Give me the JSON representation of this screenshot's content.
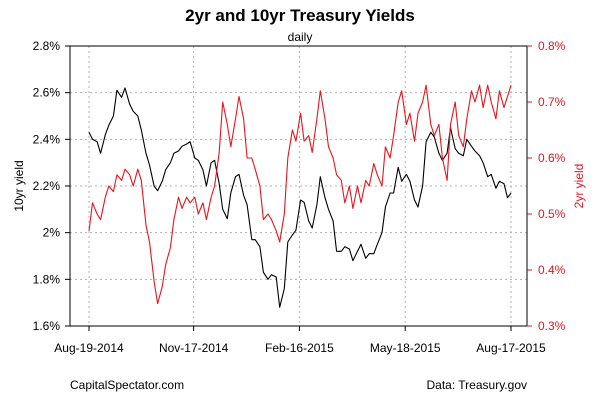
{
  "chart_data": {
    "type": "line",
    "title": "2yr and 10yr Treasury Yields",
    "subtitle": "daily",
    "x_start": "2014-08-19",
    "x_end": "2015-08-17",
    "x_ticks": [
      "Aug-19-2014",
      "Nov-17-2014",
      "Feb-16-2015",
      "May-18-2015",
      "Aug-17-2015"
    ],
    "y_left": {
      "label": "10yr yield",
      "lim": [
        1.6,
        2.8
      ],
      "ticks": [
        1.6,
        1.8,
        2.0,
        2.2,
        2.4,
        2.6,
        2.8
      ],
      "tick_labels": [
        "1.6%",
        "1.8%",
        "2%",
        "2.2%",
        "2.4%",
        "2.6%",
        "2.8%"
      ],
      "color": "#000000"
    },
    "y_right": {
      "label": "2yr yield",
      "lim": [
        0.3,
        0.8
      ],
      "ticks": [
        0.3,
        0.4,
        0.5,
        0.6,
        0.7,
        0.8
      ],
      "tick_labels": [
        "0.3%",
        "0.4%",
        "0.5%",
        "0.6%",
        "0.7%",
        "0.8%"
      ],
      "color": "#e8141c"
    },
    "grid": true,
    "series": [
      {
        "axis": "left",
        "color": "#000000",
        "x": [
          "2014-08-19",
          "2014-08-22",
          "2014-08-26",
          "2014-08-29",
          "2014-09-02",
          "2014-09-05",
          "2014-09-09",
          "2014-09-12",
          "2014-09-16",
          "2014-09-19",
          "2014-09-23",
          "2014-09-26",
          "2014-09-30",
          "2014-10-03",
          "2014-10-07",
          "2014-10-10",
          "2014-10-14",
          "2014-10-17",
          "2014-10-21",
          "2014-10-24",
          "2014-10-28",
          "2014-10-31",
          "2014-11-04",
          "2014-11-07",
          "2014-11-11",
          "2014-11-14",
          "2014-11-18",
          "2014-11-21",
          "2014-11-25",
          "2014-11-28",
          "2014-12-02",
          "2014-12-05",
          "2014-12-09",
          "2014-12-12",
          "2014-12-16",
          "2014-12-19",
          "2014-12-23",
          "2014-12-26",
          "2014-12-30",
          "2015-01-02",
          "2015-01-06",
          "2015-01-09",
          "2015-01-13",
          "2015-01-16",
          "2015-01-20",
          "2015-01-23",
          "2015-01-27",
          "2015-01-30",
          "2015-02-03",
          "2015-02-06",
          "2015-02-10",
          "2015-02-13",
          "2015-02-17",
          "2015-02-20",
          "2015-02-24",
          "2015-02-27",
          "2015-03-03",
          "2015-03-06",
          "2015-03-10",
          "2015-03-13",
          "2015-03-17",
          "2015-03-20",
          "2015-03-24",
          "2015-03-27",
          "2015-03-31",
          "2015-04-03",
          "2015-04-07",
          "2015-04-10",
          "2015-04-14",
          "2015-04-17",
          "2015-04-21",
          "2015-04-24",
          "2015-04-28",
          "2015-05-01",
          "2015-05-05",
          "2015-05-08",
          "2015-05-12",
          "2015-05-15",
          "2015-05-19",
          "2015-05-22",
          "2015-05-26",
          "2015-05-29",
          "2015-06-02",
          "2015-06-05",
          "2015-06-09",
          "2015-06-12",
          "2015-06-16",
          "2015-06-19",
          "2015-06-23",
          "2015-06-26",
          "2015-06-30",
          "2015-07-03",
          "2015-07-07",
          "2015-07-10",
          "2015-07-14",
          "2015-07-17",
          "2015-07-21",
          "2015-07-24",
          "2015-07-28",
          "2015-07-31",
          "2015-08-04",
          "2015-08-07",
          "2015-08-11",
          "2015-08-14",
          "2015-08-17"
        ],
        "values": [
          2.43,
          2.4,
          2.39,
          2.34,
          2.42,
          2.46,
          2.5,
          2.61,
          2.58,
          2.62,
          2.55,
          2.52,
          2.5,
          2.44,
          2.34,
          2.29,
          2.2,
          2.18,
          2.22,
          2.27,
          2.3,
          2.34,
          2.35,
          2.37,
          2.38,
          2.39,
          2.32,
          2.31,
          2.27,
          2.2,
          2.3,
          2.31,
          2.21,
          2.1,
          2.06,
          2.17,
          2.24,
          2.25,
          2.16,
          2.12,
          1.97,
          1.97,
          1.94,
          1.83,
          1.8,
          1.82,
          1.81,
          1.68,
          1.76,
          1.96,
          1.99,
          2.01,
          2.14,
          2.13,
          2.05,
          2.02,
          2.12,
          2.24,
          2.15,
          2.1,
          2.05,
          1.92,
          1.92,
          1.94,
          1.93,
          1.88,
          1.92,
          1.95,
          1.89,
          1.91,
          1.91,
          1.95,
          2.0,
          2.11,
          2.17,
          2.17,
          2.28,
          2.22,
          2.25,
          2.22,
          2.14,
          2.11,
          2.2,
          2.39,
          2.43,
          2.41,
          2.34,
          2.31,
          2.34,
          2.45,
          2.36,
          2.34,
          2.33,
          2.4,
          2.37,
          2.35,
          2.33,
          2.3,
          2.24,
          2.25,
          2.19,
          2.22,
          2.21,
          2.15,
          2.17
        ]
      },
      {
        "axis": "right",
        "color": "#e8141c",
        "x": [
          "2014-08-19",
          "2014-08-22",
          "2014-08-26",
          "2014-08-29",
          "2014-09-02",
          "2014-09-05",
          "2014-09-09",
          "2014-09-12",
          "2014-09-16",
          "2014-09-19",
          "2014-09-23",
          "2014-09-26",
          "2014-09-30",
          "2014-10-03",
          "2014-10-07",
          "2014-10-10",
          "2014-10-14",
          "2014-10-17",
          "2014-10-21",
          "2014-10-24",
          "2014-10-28",
          "2014-10-31",
          "2014-11-04",
          "2014-11-07",
          "2014-11-11",
          "2014-11-14",
          "2014-11-18",
          "2014-11-21",
          "2014-11-25",
          "2014-11-28",
          "2014-12-02",
          "2014-12-05",
          "2014-12-09",
          "2014-12-12",
          "2014-12-16",
          "2014-12-19",
          "2014-12-23",
          "2014-12-26",
          "2014-12-30",
          "2015-01-02",
          "2015-01-06",
          "2015-01-09",
          "2015-01-13",
          "2015-01-16",
          "2015-01-20",
          "2015-01-23",
          "2015-01-27",
          "2015-01-30",
          "2015-02-03",
          "2015-02-06",
          "2015-02-10",
          "2015-02-13",
          "2015-02-17",
          "2015-02-20",
          "2015-02-24",
          "2015-02-27",
          "2015-03-03",
          "2015-03-06",
          "2015-03-10",
          "2015-03-13",
          "2015-03-17",
          "2015-03-20",
          "2015-03-24",
          "2015-03-27",
          "2015-03-31",
          "2015-04-03",
          "2015-04-07",
          "2015-04-10",
          "2015-04-14",
          "2015-04-17",
          "2015-04-21",
          "2015-04-24",
          "2015-04-28",
          "2015-05-01",
          "2015-05-05",
          "2015-05-08",
          "2015-05-12",
          "2015-05-15",
          "2015-05-19",
          "2015-05-22",
          "2015-05-26",
          "2015-05-29",
          "2015-06-02",
          "2015-06-05",
          "2015-06-09",
          "2015-06-12",
          "2015-06-16",
          "2015-06-19",
          "2015-06-23",
          "2015-06-26",
          "2015-06-30",
          "2015-07-03",
          "2015-07-07",
          "2015-07-10",
          "2015-07-14",
          "2015-07-17",
          "2015-07-21",
          "2015-07-24",
          "2015-07-28",
          "2015-07-31",
          "2015-08-04",
          "2015-08-07",
          "2015-08-11",
          "2015-08-14",
          "2015-08-17"
        ],
        "values": [
          0.47,
          0.52,
          0.5,
          0.49,
          0.53,
          0.55,
          0.54,
          0.57,
          0.56,
          0.58,
          0.57,
          0.55,
          0.58,
          0.56,
          0.48,
          0.45,
          0.38,
          0.34,
          0.37,
          0.41,
          0.44,
          0.49,
          0.53,
          0.51,
          0.53,
          0.52,
          0.53,
          0.5,
          0.52,
          0.49,
          0.53,
          0.55,
          0.61,
          0.7,
          0.66,
          0.62,
          0.67,
          0.71,
          0.67,
          0.6,
          0.6,
          0.58,
          0.55,
          0.49,
          0.5,
          0.49,
          0.47,
          0.45,
          0.5,
          0.6,
          0.65,
          0.63,
          0.68,
          0.63,
          0.64,
          0.61,
          0.67,
          0.72,
          0.67,
          0.62,
          0.6,
          0.57,
          0.56,
          0.52,
          0.55,
          0.51,
          0.55,
          0.52,
          0.56,
          0.55,
          0.59,
          0.57,
          0.55,
          0.62,
          0.6,
          0.64,
          0.7,
          0.72,
          0.66,
          0.68,
          0.63,
          0.68,
          0.7,
          0.73,
          0.66,
          0.64,
          0.66,
          0.6,
          0.56,
          0.66,
          0.7,
          0.64,
          0.62,
          0.67,
          0.72,
          0.7,
          0.73,
          0.69,
          0.73,
          0.7,
          0.67,
          0.72,
          0.69,
          0.71,
          0.73
        ]
      }
    ]
  },
  "footer": {
    "left": "CapitalSpectator.com",
    "right": "Data: Treasury.gov"
  }
}
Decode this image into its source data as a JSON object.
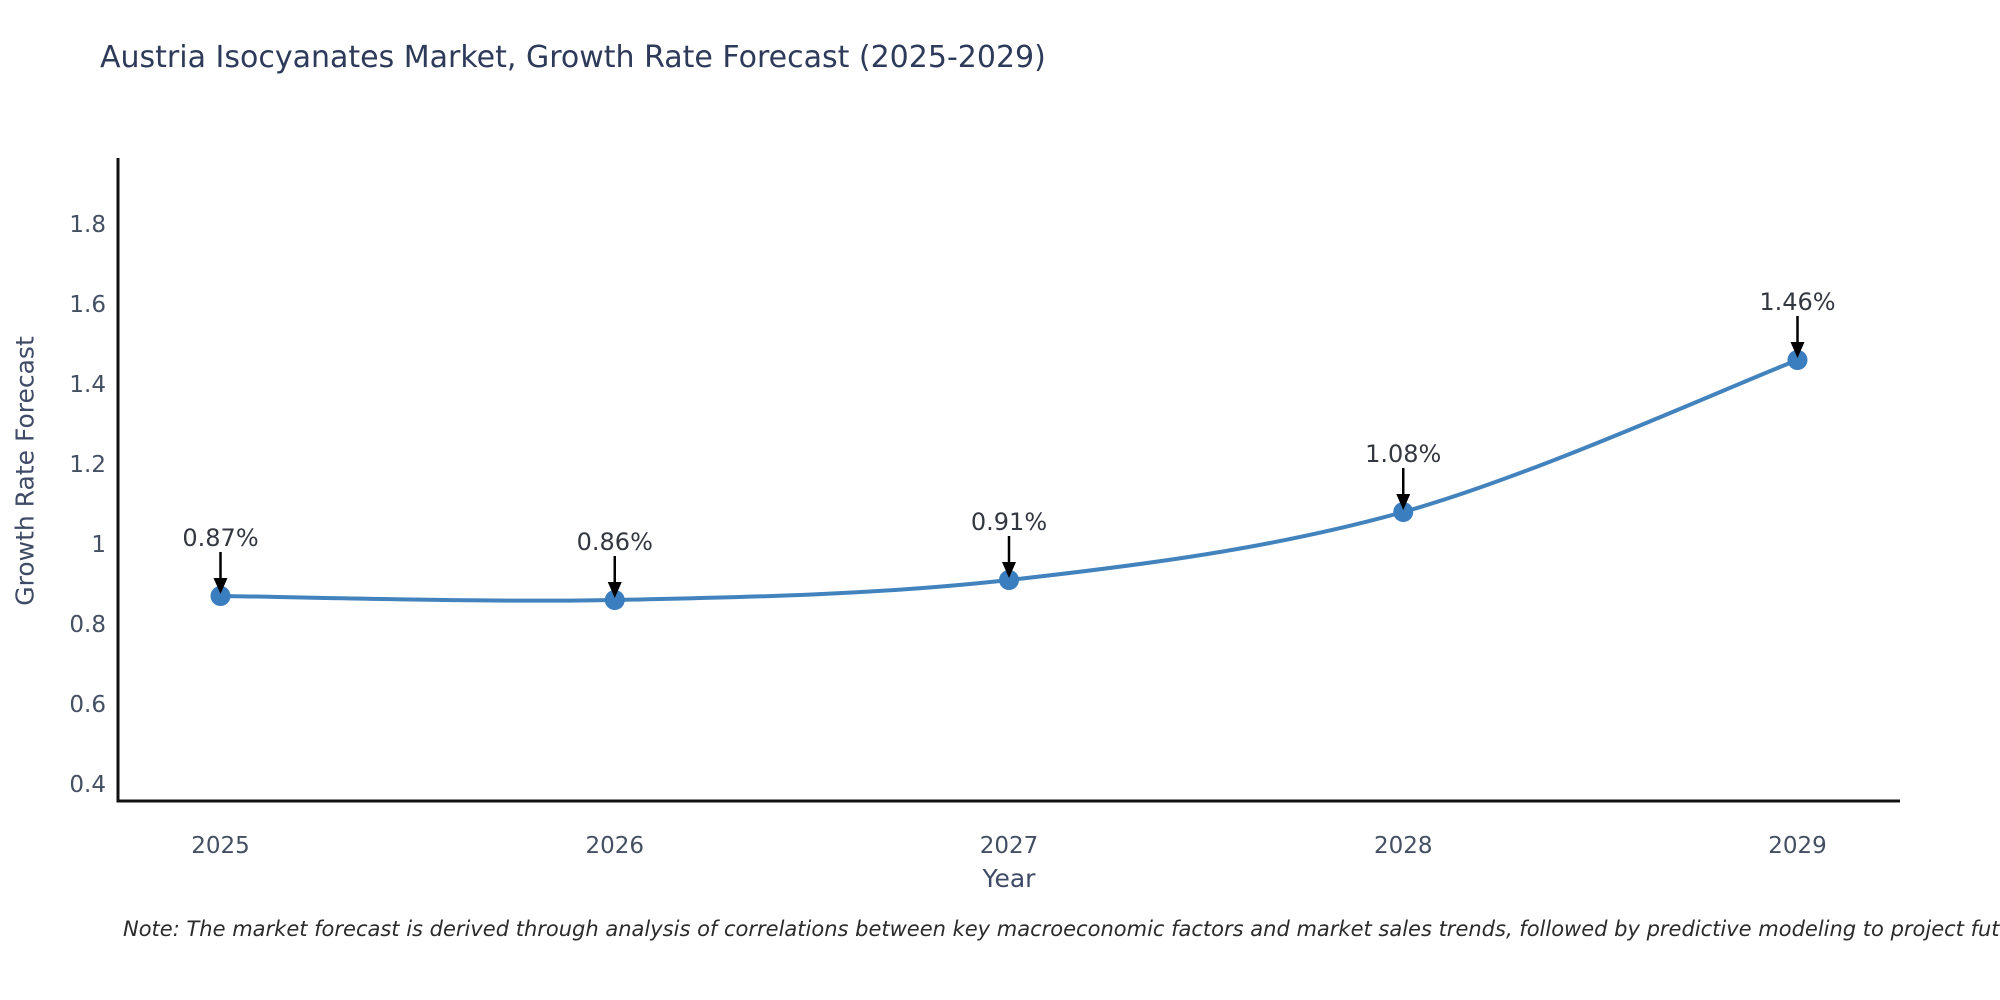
{
  "title": "Austria Isocyanates Market, Growth Rate Forecast (2025-2029)",
  "note": "Note: The market forecast is derived through analysis of correlations between key macroeconomic factors and market sales trends, followed by predictive modeling to project future sales",
  "chart_data": {
    "type": "line",
    "title": "Austria Isocyanates Market, Growth Rate Forecast (2025-2029)",
    "xlabel": "Year",
    "ylabel": "Growth Rate Forecast",
    "x": [
      2025,
      2026,
      2027,
      2028,
      2029
    ],
    "values": [
      0.87,
      0.86,
      0.91,
      1.08,
      1.46
    ],
    "point_labels": [
      "0.87%",
      "0.86%",
      "0.91%",
      "1.08%",
      "1.46%"
    ],
    "xtick_labels": [
      "2025",
      "2026",
      "2027",
      "2028",
      "2029"
    ],
    "yticks": [
      0.4,
      0.6,
      0.8,
      1,
      1.2,
      1.4,
      1.6,
      1.8
    ],
    "ytick_labels": [
      "0.4",
      "0.6",
      "0.8",
      "1",
      "1.2",
      "1.4",
      "1.6",
      "1.8"
    ],
    "xlim": [
      2024.74,
      2029.26
    ],
    "ylim": [
      0.3575,
      1.965
    ],
    "grid": false,
    "legend": "none",
    "line_shape": "spline",
    "marker": "circle",
    "annotation_arrows": true,
    "colors": {
      "line": "#4383bd",
      "marker": "#3b7ec0",
      "arrow": "#000000",
      "axis": "#111111",
      "title": "#2e3a59",
      "tick_label": "#444f63",
      "annotation_text": "#333740",
      "note_text": "#2b2b2b",
      "background": "#ffffff"
    }
  }
}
···
▸ **Brief**
Select and copy every line of the material that holds the string "Growth".

▸ **Response to this exercise**
  "title": "Austria Isocyanates Market, Growth Rate Forecast (2025-2029)",
    "title": "Austria Isocyanates Market, Growth Rate Forecast (2025-2029)",
    "ylabel": "Growth Rate Forecast",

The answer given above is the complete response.